Data items:
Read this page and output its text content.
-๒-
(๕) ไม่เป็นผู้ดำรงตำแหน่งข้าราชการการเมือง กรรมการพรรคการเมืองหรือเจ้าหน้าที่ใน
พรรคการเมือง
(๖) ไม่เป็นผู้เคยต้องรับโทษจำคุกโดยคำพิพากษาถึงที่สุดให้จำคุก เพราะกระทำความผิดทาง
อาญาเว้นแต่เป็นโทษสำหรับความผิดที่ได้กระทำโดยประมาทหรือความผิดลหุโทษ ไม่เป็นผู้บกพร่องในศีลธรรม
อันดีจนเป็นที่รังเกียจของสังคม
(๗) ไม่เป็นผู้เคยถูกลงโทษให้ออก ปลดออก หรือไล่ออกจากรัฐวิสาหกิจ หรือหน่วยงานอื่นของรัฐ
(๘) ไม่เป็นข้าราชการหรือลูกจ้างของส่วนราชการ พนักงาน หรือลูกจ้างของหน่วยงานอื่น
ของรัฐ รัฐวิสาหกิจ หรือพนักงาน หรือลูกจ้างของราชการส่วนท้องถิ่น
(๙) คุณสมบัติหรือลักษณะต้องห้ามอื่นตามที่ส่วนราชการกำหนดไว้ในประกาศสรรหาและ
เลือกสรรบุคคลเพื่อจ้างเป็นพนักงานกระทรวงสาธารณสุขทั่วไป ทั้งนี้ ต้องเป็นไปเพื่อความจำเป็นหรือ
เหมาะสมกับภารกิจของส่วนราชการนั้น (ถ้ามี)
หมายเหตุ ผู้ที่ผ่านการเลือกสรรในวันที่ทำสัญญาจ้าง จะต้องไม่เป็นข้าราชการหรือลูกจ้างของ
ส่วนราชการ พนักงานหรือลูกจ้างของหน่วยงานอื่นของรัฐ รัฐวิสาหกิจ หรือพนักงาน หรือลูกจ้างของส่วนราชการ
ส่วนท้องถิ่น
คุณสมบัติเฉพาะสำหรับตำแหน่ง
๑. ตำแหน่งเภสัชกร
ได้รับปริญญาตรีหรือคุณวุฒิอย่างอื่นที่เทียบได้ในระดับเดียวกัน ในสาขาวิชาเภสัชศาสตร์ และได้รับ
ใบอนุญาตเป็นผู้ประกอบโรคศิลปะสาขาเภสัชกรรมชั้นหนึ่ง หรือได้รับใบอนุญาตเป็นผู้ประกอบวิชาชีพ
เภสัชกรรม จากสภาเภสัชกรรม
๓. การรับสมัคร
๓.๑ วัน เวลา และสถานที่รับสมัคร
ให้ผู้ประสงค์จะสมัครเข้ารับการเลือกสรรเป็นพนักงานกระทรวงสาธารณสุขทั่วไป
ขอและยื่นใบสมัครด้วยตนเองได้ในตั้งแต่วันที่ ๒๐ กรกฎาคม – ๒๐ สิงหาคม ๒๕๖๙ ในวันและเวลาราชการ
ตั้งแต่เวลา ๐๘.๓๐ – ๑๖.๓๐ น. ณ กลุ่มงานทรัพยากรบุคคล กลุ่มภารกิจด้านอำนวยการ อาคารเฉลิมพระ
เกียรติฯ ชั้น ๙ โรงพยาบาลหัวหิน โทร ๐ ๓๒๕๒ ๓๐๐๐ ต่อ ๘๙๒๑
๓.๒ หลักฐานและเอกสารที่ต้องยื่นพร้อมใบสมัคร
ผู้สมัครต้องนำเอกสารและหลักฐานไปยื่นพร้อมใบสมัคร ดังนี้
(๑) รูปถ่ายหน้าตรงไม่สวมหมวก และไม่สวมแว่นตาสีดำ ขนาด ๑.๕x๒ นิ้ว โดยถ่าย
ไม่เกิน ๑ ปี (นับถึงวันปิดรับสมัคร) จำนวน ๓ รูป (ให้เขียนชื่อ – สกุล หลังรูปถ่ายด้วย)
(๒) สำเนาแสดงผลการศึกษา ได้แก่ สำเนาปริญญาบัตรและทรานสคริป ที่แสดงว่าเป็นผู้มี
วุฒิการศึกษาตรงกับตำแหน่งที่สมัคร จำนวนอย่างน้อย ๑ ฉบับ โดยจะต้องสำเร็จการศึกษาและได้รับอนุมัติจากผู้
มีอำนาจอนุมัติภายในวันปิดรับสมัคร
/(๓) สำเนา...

## What is required
Count up the lines in the listing that hold the word "บตำแหน", and give that number only.

## Expected output
2